■ **Exercise goal**: Transcribe the records below. Leave every line exactly as written.

..........

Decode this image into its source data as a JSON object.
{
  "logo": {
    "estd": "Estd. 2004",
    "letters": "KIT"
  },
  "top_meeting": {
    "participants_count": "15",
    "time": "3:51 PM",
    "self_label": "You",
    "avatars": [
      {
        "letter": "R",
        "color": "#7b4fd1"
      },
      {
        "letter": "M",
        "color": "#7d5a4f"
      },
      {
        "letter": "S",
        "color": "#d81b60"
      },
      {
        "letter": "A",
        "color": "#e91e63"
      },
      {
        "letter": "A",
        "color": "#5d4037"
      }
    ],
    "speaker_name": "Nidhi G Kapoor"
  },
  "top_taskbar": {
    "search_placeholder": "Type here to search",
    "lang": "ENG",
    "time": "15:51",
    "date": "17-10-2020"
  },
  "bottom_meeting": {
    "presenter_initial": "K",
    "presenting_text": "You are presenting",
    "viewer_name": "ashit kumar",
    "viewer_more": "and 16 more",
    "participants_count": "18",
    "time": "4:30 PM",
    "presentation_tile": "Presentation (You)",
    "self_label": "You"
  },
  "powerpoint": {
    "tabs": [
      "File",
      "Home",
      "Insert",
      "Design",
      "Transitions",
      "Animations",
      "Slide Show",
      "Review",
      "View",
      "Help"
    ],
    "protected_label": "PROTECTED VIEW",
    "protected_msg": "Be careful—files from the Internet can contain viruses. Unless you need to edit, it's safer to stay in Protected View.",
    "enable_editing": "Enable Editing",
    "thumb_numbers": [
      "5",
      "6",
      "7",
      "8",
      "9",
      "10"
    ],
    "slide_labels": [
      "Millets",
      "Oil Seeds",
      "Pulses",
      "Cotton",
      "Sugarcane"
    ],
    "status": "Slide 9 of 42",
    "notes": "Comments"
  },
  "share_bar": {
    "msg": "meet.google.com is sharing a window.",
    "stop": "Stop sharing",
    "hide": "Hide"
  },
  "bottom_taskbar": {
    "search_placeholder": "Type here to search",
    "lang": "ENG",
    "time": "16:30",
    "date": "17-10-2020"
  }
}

..........

■ **Solved exercise**:
Decode this image into its source data as a JSON object.
{
  "logo": {
    "estd": "Estd. 2004",
    "letters": "KIT"
  },
  "top_meeting": {
    "participants_count": "15",
    "time": "3:51 PM",
    "self_label": "You",
    "avatars": [
      {
        "letter": "R",
        "color": "#7b4fd1"
      },
      {
        "letter": "M",
        "color": "#7d5a4f"
      },
      {
        "letter": "S",
        "color": "#d81b60"
      },
      {
        "letter": "A",
        "color": "#e91e63"
      },
      {
        "letter": "A",
        "color": "#5d4037"
      }
    ],
    "speaker_name": "Nidhi G Kapoor"
  },
  "top_taskbar": {
    "search_placeholder": "Type here to search",
    "lang": "ENG",
    "time": "15:51",
    "date": "17-10-2020"
  },
  "bottom_meeting": {
    "presenter_initial": "K",
    "presenting_text": "You are presenting",
    "viewer_name": "ashit kumar",
    "viewer_more": "and 16 more",
    "participants_count": "18",
    "time": "4:30 PM",
    "presentation_tile": "Presentation (You)",
    "self_label": "You"
  },
  "powerpoint": {
    "tabs": [
      "File",
      "Home",
      "Insert",
      "Design",
      "Transitions",
      "Animations",
      "Slide Show",
      "Review",
      "View",
      "Help"
    ],
    "protected_label": "PROTECTED VIEW",
    "protected_msg": "Be careful—files from the Internet can contain viruses. Unless you need to edit, it's safer to stay in Protected View.",
    "enable_editing": "Enable Editing",
    "thumb_numbers": [
      "5",
      "6",
      "7",
      "8",
      "9",
      "10"
    ],
    "slide_labels": [
      "Millets",
      "Oil Seeds",
      "Pulses",
      "Cotton",
      "Sugarcane"
    ],
    "status": "Slide 9 of 42",
    "notes": "Comments"
  },
  "share_bar": {
    "msg": "meet.google.com is sharing a window.",
    "stop": "Stop sharing",
    "hide": "Hide"
  },
  "bottom_taskbar": {
    "search_placeholder": "Type here to search",
    "lang": "ENG",
    "time": "16:30",
    "date": "17-10-2020"
  }
}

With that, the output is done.